> WORK REQUIRED
Pick out the lines in the listing below that contain the word "icon" and copy them.

> EXCERPTED DATA
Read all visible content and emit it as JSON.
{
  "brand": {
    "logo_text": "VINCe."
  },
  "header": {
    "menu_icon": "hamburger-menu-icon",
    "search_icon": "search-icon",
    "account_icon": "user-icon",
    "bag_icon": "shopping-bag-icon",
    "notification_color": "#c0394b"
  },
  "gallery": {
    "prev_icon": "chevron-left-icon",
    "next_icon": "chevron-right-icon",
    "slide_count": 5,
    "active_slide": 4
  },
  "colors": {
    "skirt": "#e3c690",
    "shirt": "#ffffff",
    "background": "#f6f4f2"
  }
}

> SOLUTION TO THE PROBLEM
    "menu_icon": "hamburger-menu-icon",
    "search_icon": "search-icon",
    "account_icon": "user-icon",
    "bag_icon": "shopping-bag-icon",
    "prev_icon": "chevron-left-icon",
    "next_icon": "chevron-right-icon",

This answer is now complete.